Start of Data records

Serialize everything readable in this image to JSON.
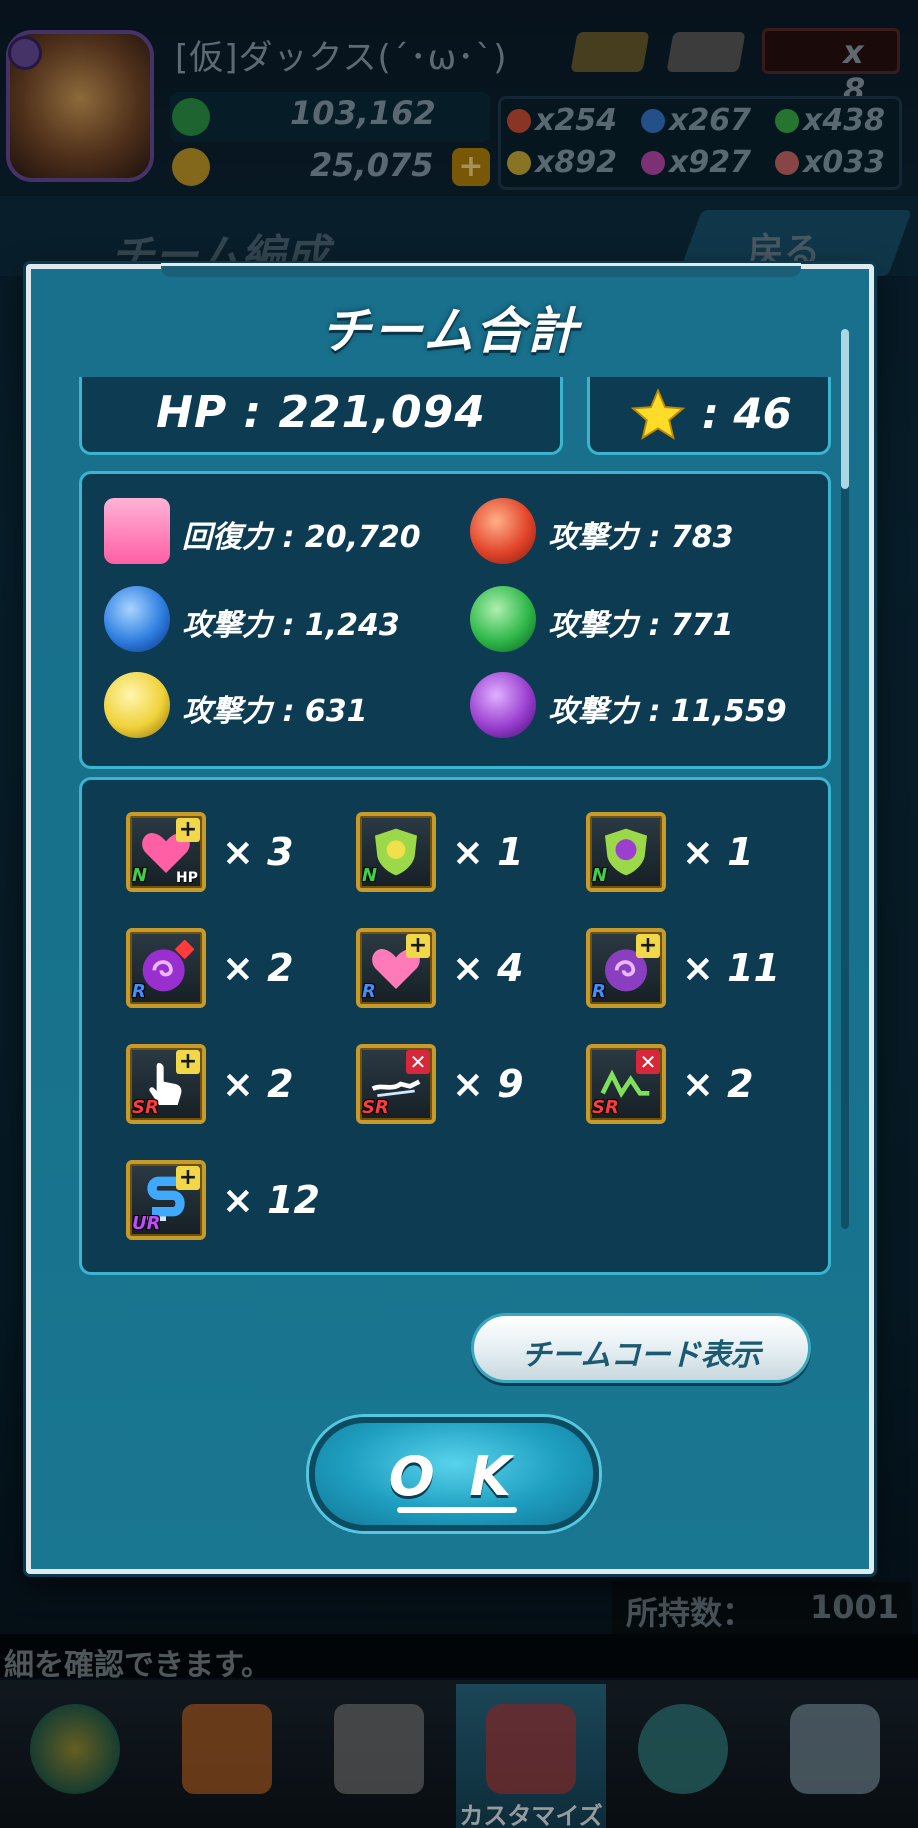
{
  "status_bar": {
    "player_name": "[仮]ダックス(´･ω･`)",
    "monster_exp": "103,162",
    "coins": "25,075",
    "coin_plus": "+",
    "tickets": "x 8",
    "orbs": [
      {
        "label": "x254",
        "color": "#d2523a"
      },
      {
        "label": "x267",
        "color": "#3a7ad2"
      },
      {
        "label": "x438",
        "color": "#3ab24a"
      },
      {
        "label": "x892",
        "color": "#d2b23a"
      },
      {
        "label": "x927",
        "color": "#c24ab2"
      },
      {
        "label": "x033",
        "color": "#d26a6a"
      }
    ]
  },
  "background": {
    "screen_title": "チーム編成",
    "back_label": "戻る",
    "owned_label": "所持数：",
    "owned_value": "1001",
    "hint": "細を確認できます。"
  },
  "modal": {
    "title": "チーム合計",
    "hp": "HP : 221,094",
    "stars": ": 46",
    "attributes": [
      {
        "name": "heal",
        "label": "回復力 : 20,720",
        "icon": "heart-icon",
        "color": "#ff6fb0"
      },
      {
        "name": "fire",
        "label": "攻撃力 : 783",
        "icon": "fire-orb-icon",
        "color": "#e2442a"
      },
      {
        "name": "water",
        "label": "攻撃力 : 1,243",
        "icon": "water-orb-icon",
        "color": "#2f7fe0"
      },
      {
        "name": "wood",
        "label": "攻撃力 : 771",
        "icon": "wood-orb-icon",
        "color": "#2fb84a"
      },
      {
        "name": "light",
        "label": "攻撃力 : 631",
        "icon": "light-orb-icon",
        "color": "#f0d23a"
      },
      {
        "name": "dark",
        "label": "攻撃力 : 11,559",
        "icon": "dark-orb-icon",
        "color": "#9a3fd0"
      }
    ],
    "abilities": [
      {
        "icon": "heart-plus-icon",
        "rank": "N",
        "rank_color": "#3fd04a",
        "badge": "plus",
        "count": "× 3",
        "sub": "HP"
      },
      {
        "icon": "light-shield-icon",
        "rank": "N",
        "rank_color": "#3fd04a",
        "badge": "none",
        "count": "× 1",
        "sub": ""
      },
      {
        "icon": "dark-shield-icon",
        "rank": "N",
        "rank_color": "#3fd04a",
        "badge": "none",
        "count": "× 1",
        "sub": ""
      },
      {
        "icon": "dark-swirl-diamond-icon",
        "rank": "R",
        "rank_color": "#3f8fff",
        "badge": "diamond",
        "count": "× 2",
        "sub": ""
      },
      {
        "icon": "heart-plus-icon",
        "rank": "R",
        "rank_color": "#3f8fff",
        "badge": "plus",
        "count": "× 4",
        "sub": ""
      },
      {
        "icon": "dark-orb-plus-icon",
        "rank": "R",
        "rank_color": "#3f8fff",
        "badge": "plus",
        "count": "× 11",
        "sub": ""
      },
      {
        "icon": "tap-hand-icon",
        "rank": "SR",
        "rank_color": "#ff3b3b",
        "badge": "plus",
        "count": "× 2",
        "sub": ""
      },
      {
        "icon": "lightning-cancel-icon",
        "rank": "SR",
        "rank_color": "#ff3b3b",
        "badge": "x",
        "count": "× 9",
        "sub": ""
      },
      {
        "icon": "terrain-cancel-icon",
        "rank": "SR",
        "rank_color": "#ff3b3b",
        "badge": "x",
        "count": "× 2",
        "sub": ""
      },
      {
        "icon": "path-plus-icon",
        "rank": "UR",
        "rank_color": "#c24aff",
        "badge": "plus",
        "count": "× 12",
        "sub": ""
      }
    ],
    "team_code_button": "チームコード表示",
    "ok_button": "O K"
  },
  "bottom_nav": [
    {
      "name": "home",
      "icon": "home-icon",
      "label": "",
      "active": false
    },
    {
      "name": "shop",
      "icon": "shop-bag-icon",
      "label": "",
      "active": false
    },
    {
      "name": "battle",
      "icon": "crossed-swords-icon",
      "label": "",
      "active": false
    },
    {
      "name": "customize",
      "icon": "customize-icon",
      "label": "カスタマイズ",
      "active": true
    },
    {
      "name": "friends",
      "icon": "friends-icon",
      "label": "",
      "active": false
    },
    {
      "name": "help",
      "icon": "question-icon",
      "label": "",
      "active": false
    }
  ]
}
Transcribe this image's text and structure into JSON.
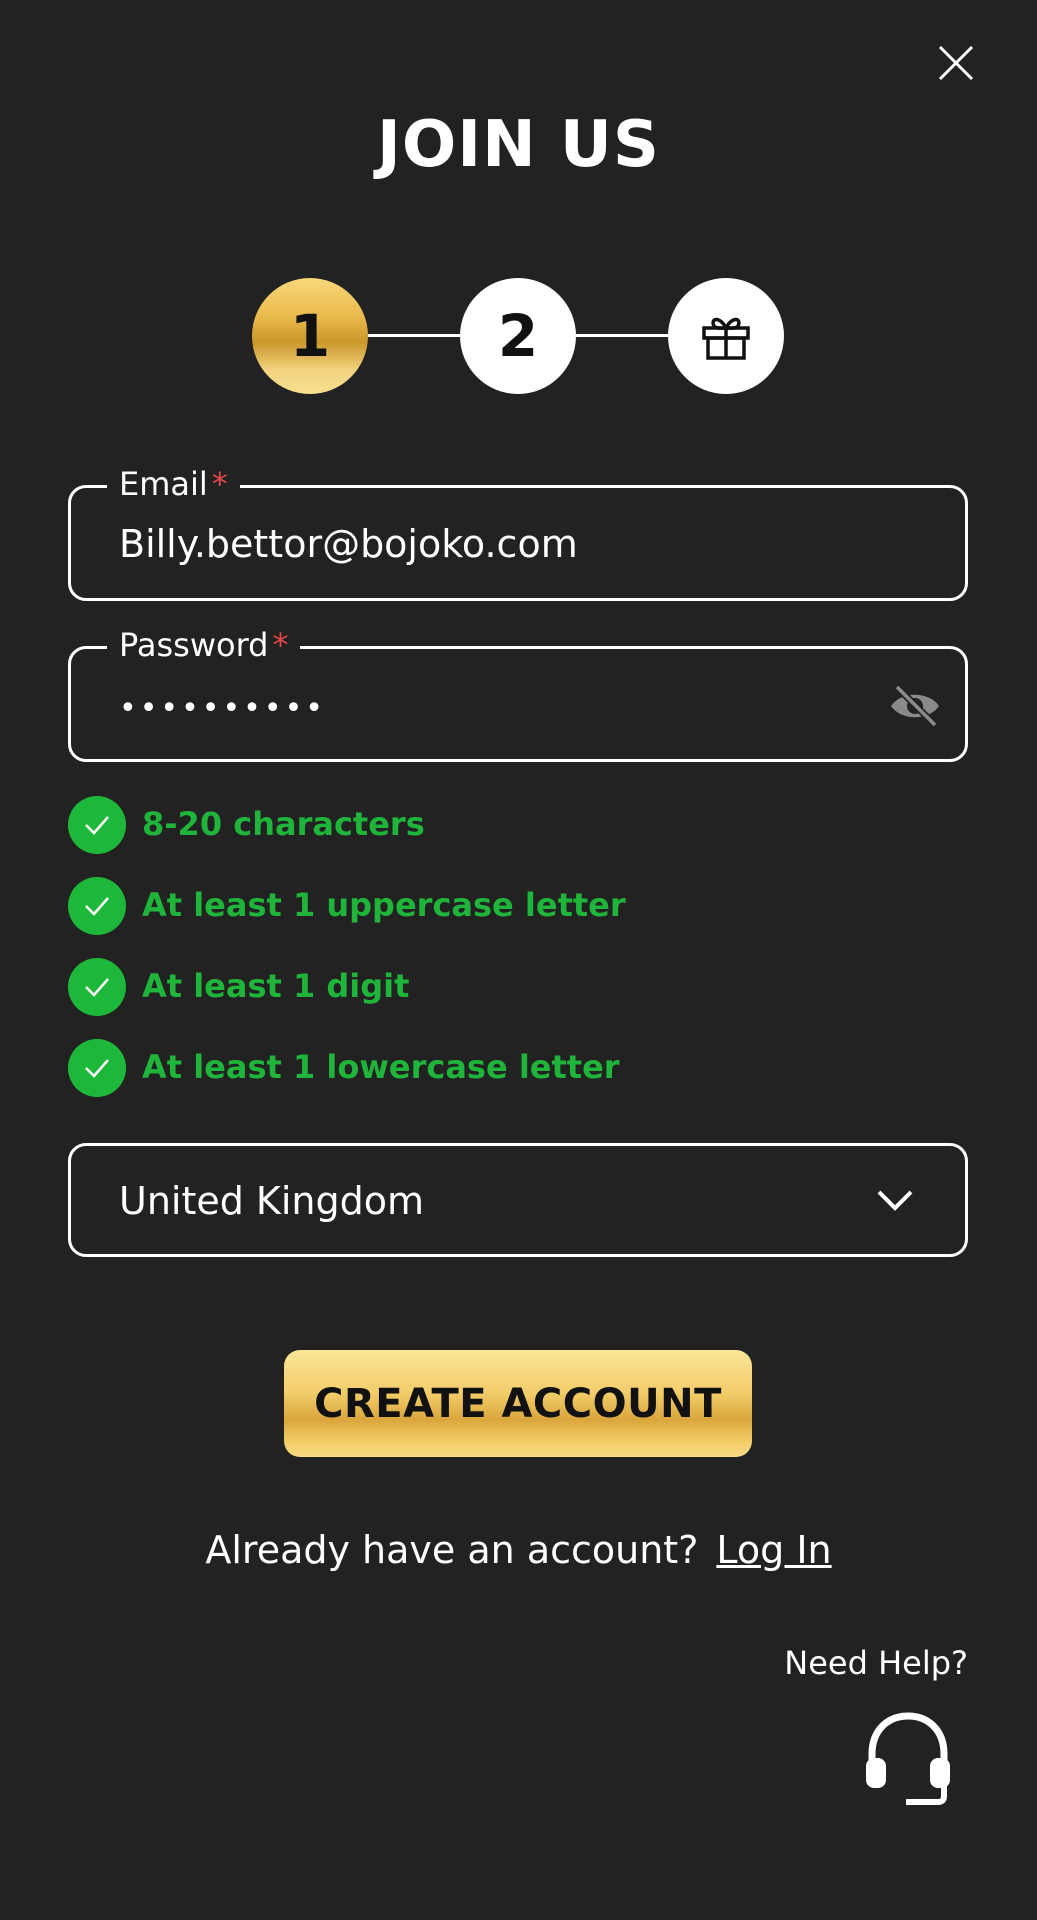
{
  "title": "JOIN US",
  "stepper": {
    "steps": [
      {
        "label": "1",
        "state": "active"
      },
      {
        "label": "2",
        "state": "inactive"
      },
      {
        "icon": "gift-icon",
        "state": "inactive"
      }
    ]
  },
  "email": {
    "label": "Email",
    "required_marker": "*",
    "value": "Billy.bettor@bojoko.com"
  },
  "password": {
    "label": "Password",
    "required_marker": "*",
    "masked_value": "••••••••••",
    "toggle_icon": "eye-slash-icon"
  },
  "requirements": [
    {
      "text": "8-20 characters",
      "met": true
    },
    {
      "text": "At least 1 uppercase letter",
      "met": true
    },
    {
      "text": "At least 1 digit",
      "met": true
    },
    {
      "text": "At least 1 lowercase letter",
      "met": true
    }
  ],
  "country": {
    "selected": "United Kingdom"
  },
  "create_button": "CREATE ACCOUNT",
  "login": {
    "prompt": "Already have an account?",
    "link": "Log In"
  },
  "help": {
    "label": "Need Help?",
    "icon": "headset-icon"
  },
  "colors": {
    "background": "#222222",
    "success": "#1db83a",
    "required": "#e54848",
    "gold": "#e8b84a"
  }
}
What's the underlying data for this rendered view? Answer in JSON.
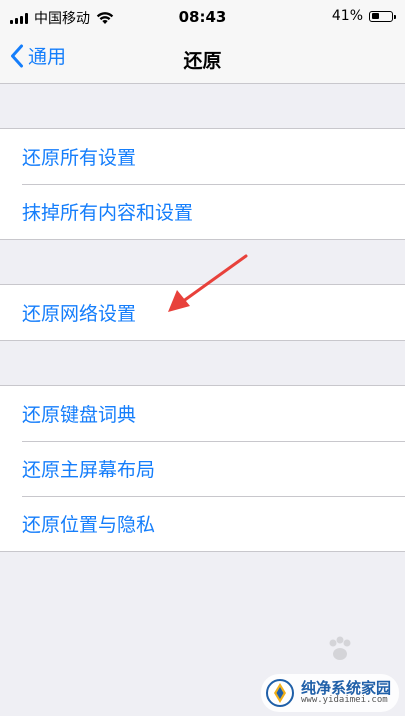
{
  "status_bar": {
    "carrier": "中国移动",
    "time": "08:43",
    "battery_percent": "41%",
    "battery_level": 0.41,
    "icons": [
      "signal-icon",
      "wifi-icon",
      "battery-icon"
    ]
  },
  "nav": {
    "back_label": "通用",
    "title": "还原"
  },
  "groups": [
    {
      "items": [
        "还原所有设置",
        "抹掉所有内容和设置"
      ]
    },
    {
      "items": [
        "还原网络设置"
      ]
    },
    {
      "items": [
        "还原键盘词典",
        "还原主屏幕布局",
        "还原位置与隐私"
      ]
    }
  ],
  "annotation": {
    "color": "#e8413b",
    "target": "还原网络设置"
  },
  "watermark": {
    "title": "纯净系统家园",
    "url": "www.yidaimei.com"
  },
  "colors": {
    "accent": "#157efb",
    "background": "#efeff4",
    "separator": "#c8c7cc"
  }
}
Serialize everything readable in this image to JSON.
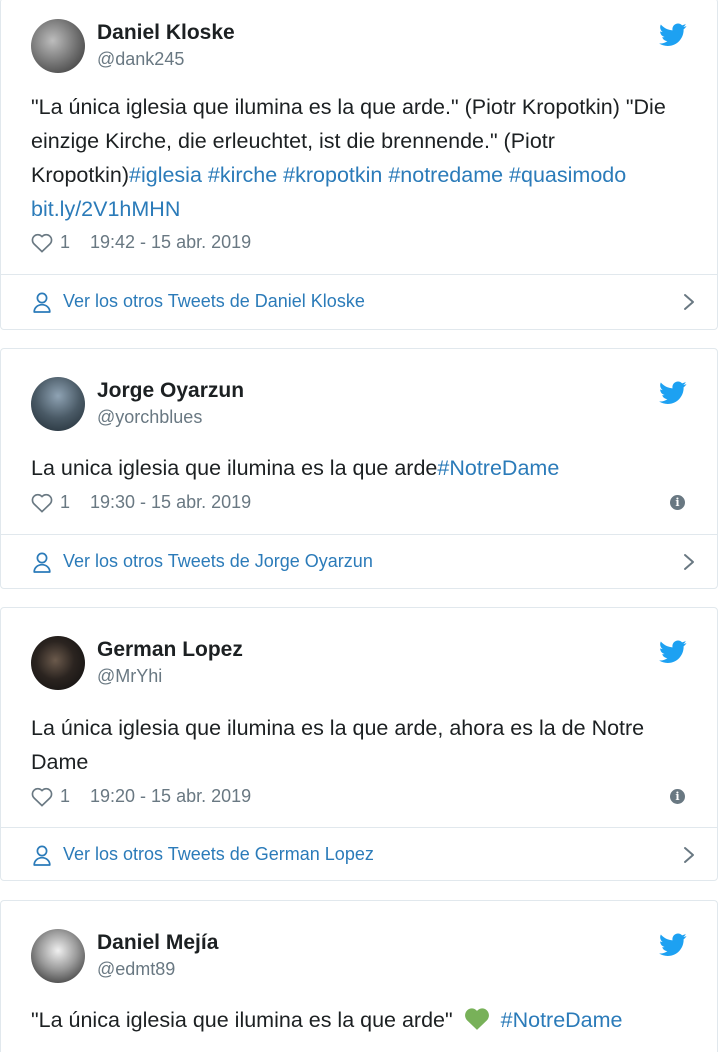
{
  "colors": {
    "link": "#2b7bb9",
    "twitter_blue": "#1da1f2",
    "meta_gray": "#697882",
    "heart_green": "#78b159"
  },
  "tweets": [
    {
      "name": "Daniel Kloske",
      "handle": "@dank245",
      "text_plain": "\"La única iglesia que ilumina es la que arde.\" (Piotr Kropotkin) \"Die einzige Kirche, die erleuchtet, ist die brennende.\" (Piotr Kropotkin)",
      "hashtags": "#iglesia #kirche #kropotkin #notredame #quasimodo",
      "link": "bit.ly/2V1hMHN",
      "likes": "1",
      "time": "19:42 - 15 abr. 2019",
      "more_label": "Ver los otros Tweets de Daniel Kloske"
    },
    {
      "name": "Jorge Oyarzun",
      "handle": "@yorchblues",
      "text_plain": "La unica iglesia que ilumina es la que arde",
      "hashtags": "#NotreDame",
      "likes": "1",
      "time": "19:30 - 15 abr. 2019",
      "info_icon": "i",
      "more_label": "Ver los otros Tweets de Jorge Oyarzun"
    },
    {
      "name": "German Lopez",
      "handle": "@MrYhi",
      "text_plain": "La única iglesia que ilumina es la que arde, ahora es la de Notre Dame",
      "likes": "1",
      "time": "19:20 - 15 abr. 2019",
      "info_icon": "i",
      "more_label": "Ver los otros Tweets de German Lopez"
    },
    {
      "name": "Daniel Mejía",
      "handle": "@edmt89",
      "text_plain": "\"La única iglesia que ilumina es la que arde\"",
      "emoji": "green-heart",
      "hashtags": "#NotreDame"
    }
  ],
  "icons": {
    "avatar": "avatar-icon",
    "bird": "twitter-bird-icon",
    "heart": "heart-outline-icon",
    "info": "info-icon",
    "person": "person-icon",
    "chevron": "chevron-right-icon"
  }
}
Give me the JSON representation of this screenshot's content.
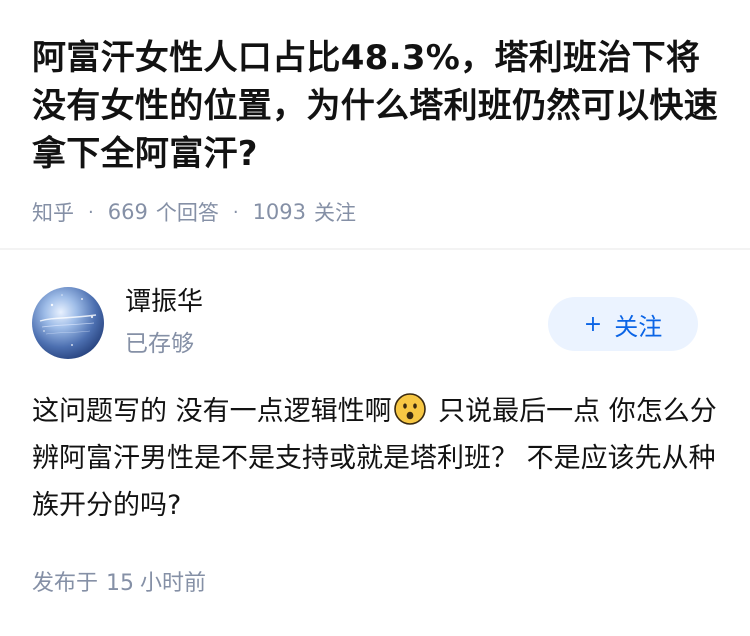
{
  "question": {
    "title": "阿富汗女性人口占比48.3%，塔利班治下将没有女性的位置，为什么塔利班仍然可以快速拿下全阿富汗?",
    "source": "知乎",
    "separator": "·",
    "answer_count": "669",
    "answer_label": "个回答",
    "follower_count": "1093",
    "follower_label": "关注"
  },
  "author": {
    "name": "谭振华",
    "badge": "已存够",
    "avatar_icon": "avatar-image"
  },
  "follow_button": {
    "icon": "plus-icon",
    "icon_glyph": "+",
    "label": "关注"
  },
  "answer": {
    "text_before_emoji": "这问题写的 没有一点逻辑性啊",
    "emoji": "surprised-face-emoji",
    "text_after_emoji": " 只说最后一点 你怎么分辨阿富汗男性是不是支持或就是塔利班？ 不是应该先从种族开分的吗?"
  },
  "timestamp": {
    "prefix": "发布于",
    "value": "15",
    "unit": "小时前"
  },
  "colors": {
    "title": "#121212",
    "meta": "#8590a6",
    "follow_bg": "#ebf3ff",
    "follow_text": "#0a64e6",
    "emoji": "#f7c744"
  }
}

End of Data records

Do this:
From the listing above, copy all lines holding the word "background".

Result for this exercise:
  "background": {
    "background": "#222222",
    "background": "#efeff4",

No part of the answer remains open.